Dataset records
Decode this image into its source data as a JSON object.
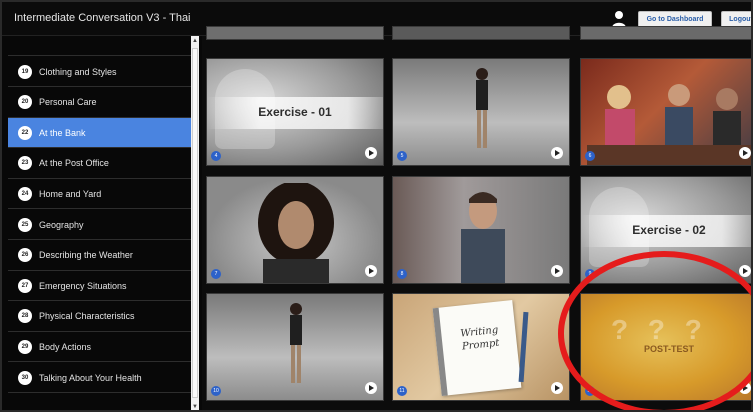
{
  "header": {
    "title": "Intermediate Conversation V3 - Thai",
    "dashboard_label": "Go to Dashboard",
    "logout_label": "Logout"
  },
  "sidebar": {
    "items": [
      {
        "num": "19",
        "label": "Clothing and Styles",
        "active": false
      },
      {
        "num": "20",
        "label": "Personal Care",
        "active": false
      },
      {
        "num": "22",
        "label": "At the Bank",
        "active": true
      },
      {
        "num": "23",
        "label": "At the Post Office",
        "active": false
      },
      {
        "num": "24",
        "label": "Home and Yard",
        "active": false
      },
      {
        "num": "25",
        "label": "Geography",
        "active": false
      },
      {
        "num": "26",
        "label": "Describing the Weather",
        "active": false
      },
      {
        "num": "27",
        "label": "Emergency Situations",
        "active": false
      },
      {
        "num": "28",
        "label": "Physical Characteristics",
        "active": false
      },
      {
        "num": "29",
        "label": "Body Actions",
        "active": false
      },
      {
        "num": "30",
        "label": "Talking About Your Health",
        "active": false
      }
    ]
  },
  "grid": {
    "tiles": [
      {
        "num": "4",
        "kind": "exercise",
        "title": "Exercise - 01"
      },
      {
        "num": "5",
        "kind": "person-full"
      },
      {
        "num": "6",
        "kind": "meeting"
      },
      {
        "num": "7",
        "kind": "person-closeup"
      },
      {
        "num": "8",
        "kind": "man-closeup"
      },
      {
        "num": "9",
        "kind": "exercise",
        "title": "Exercise - 02"
      },
      {
        "num": "10",
        "kind": "person-full"
      },
      {
        "num": "11",
        "kind": "writing",
        "title": "Writing Prompt"
      },
      {
        "num": "12",
        "kind": "posttest",
        "title": "POST-TEST"
      }
    ]
  },
  "colors": {
    "accent": "#4a84e0",
    "highlight": "#e51c1c",
    "badge": "#2d62c9"
  }
}
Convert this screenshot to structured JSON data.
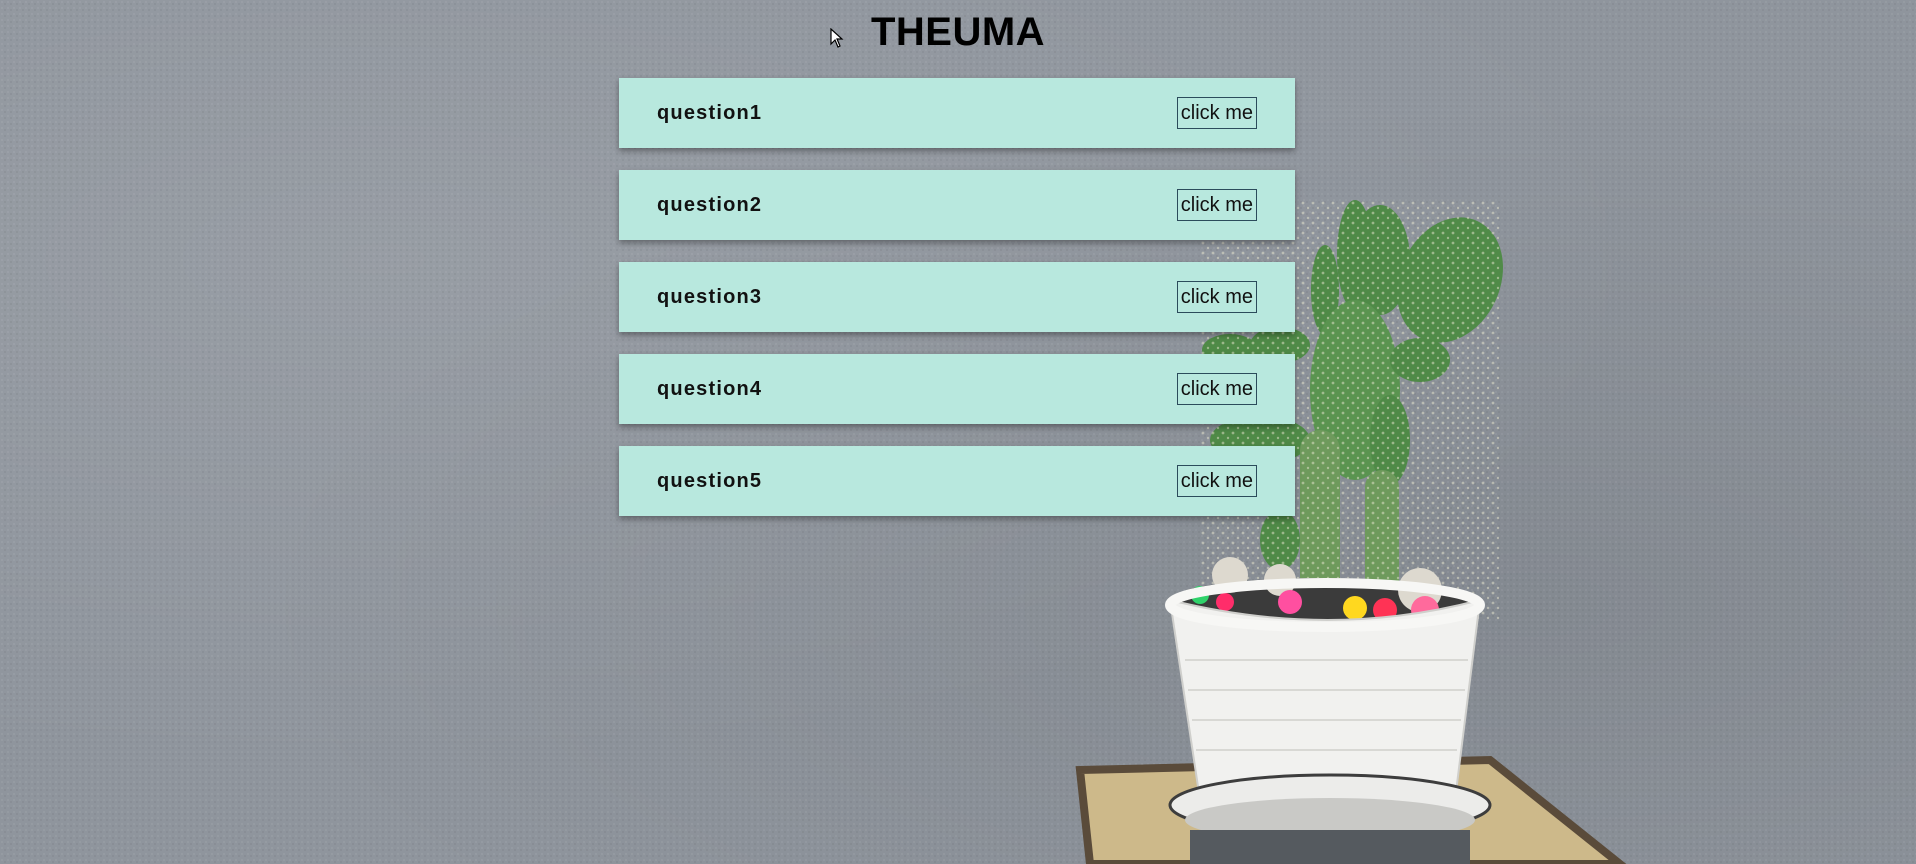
{
  "page": {
    "title": "THEUMA"
  },
  "questions": [
    {
      "label": "question1",
      "button_label": "click me"
    },
    {
      "label": "question2",
      "button_label": "click me"
    },
    {
      "label": "question3",
      "button_label": "click me"
    },
    {
      "label": "question4",
      "button_label": "click me"
    },
    {
      "label": "question5",
      "button_label": "click me"
    }
  ],
  "background": {
    "wall_color": "#8f959d",
    "card_color": "#b8e8de",
    "image_subject": "cactus-in-white-pot"
  }
}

## [Given request]
Make an exact copy of the data, leaving its pictures out.

## [Answer for the task]
Decode this image into its source data as a JSON object.
{
  "header": {
    "title": "Intermediate Conversation V3 - Thai",
    "dashboard_label": "Go to Dashboard",
    "logout_label": "Logout"
  },
  "sidebar": {
    "items": [
      {
        "num": "19",
        "label": "Clothing and Styles",
        "active": false
      },
      {
        "num": "20",
        "label": "Personal Care",
        "active": false
      },
      {
        "num": "22",
        "label": "At the Bank",
        "active": true
      },
      {
        "num": "23",
        "label": "At the Post Office",
        "active": false
      },
      {
        "num": "24",
        "label": "Home and Yard",
        "active": false
      },
      {
        "num": "25",
        "label": "Geography",
        "active": false
      },
      {
        "num": "26",
        "label": "Describing the Weather",
        "active": false
      },
      {
        "num": "27",
        "label": "Emergency Situations",
        "active": false
      },
      {
        "num": "28",
        "label": "Physical Characteristics",
        "active": false
      },
      {
        "num": "29",
        "label": "Body Actions",
        "active": false
      },
      {
        "num": "30",
        "label": "Talking About Your Health",
        "active": false
      }
    ]
  },
  "grid": {
    "tiles": [
      {
        "num": "4",
        "kind": "exercise",
        "title": "Exercise - 01"
      },
      {
        "num": "5",
        "kind": "person-full"
      },
      {
        "num": "6",
        "kind": "meeting"
      },
      {
        "num": "7",
        "kind": "person-closeup"
      },
      {
        "num": "8",
        "kind": "man-closeup"
      },
      {
        "num": "9",
        "kind": "exercise",
        "title": "Exercise - 02"
      },
      {
        "num": "10",
        "kind": "person-full"
      },
      {
        "num": "11",
        "kind": "writing",
        "title": "Writing Prompt"
      },
      {
        "num": "12",
        "kind": "posttest",
        "title": "POST-TEST"
      }
    ]
  },
  "colors": {
    "accent": "#4a84e0",
    "highlight": "#e51c1c",
    "badge": "#2d62c9"
  }
}
Convert this screenshot to structured JSON data.
{
  "page": {
    "title": "THEUMA"
  },
  "questions": [
    {
      "label": "question1",
      "button_label": "click me"
    },
    {
      "label": "question2",
      "button_label": "click me"
    },
    {
      "label": "question3",
      "button_label": "click me"
    },
    {
      "label": "question4",
      "button_label": "click me"
    },
    {
      "label": "question5",
      "button_label": "click me"
    }
  ],
  "background": {
    "wall_color": "#8f959d",
    "card_color": "#b8e8de",
    "image_subject": "cactus-in-white-pot"
  }
}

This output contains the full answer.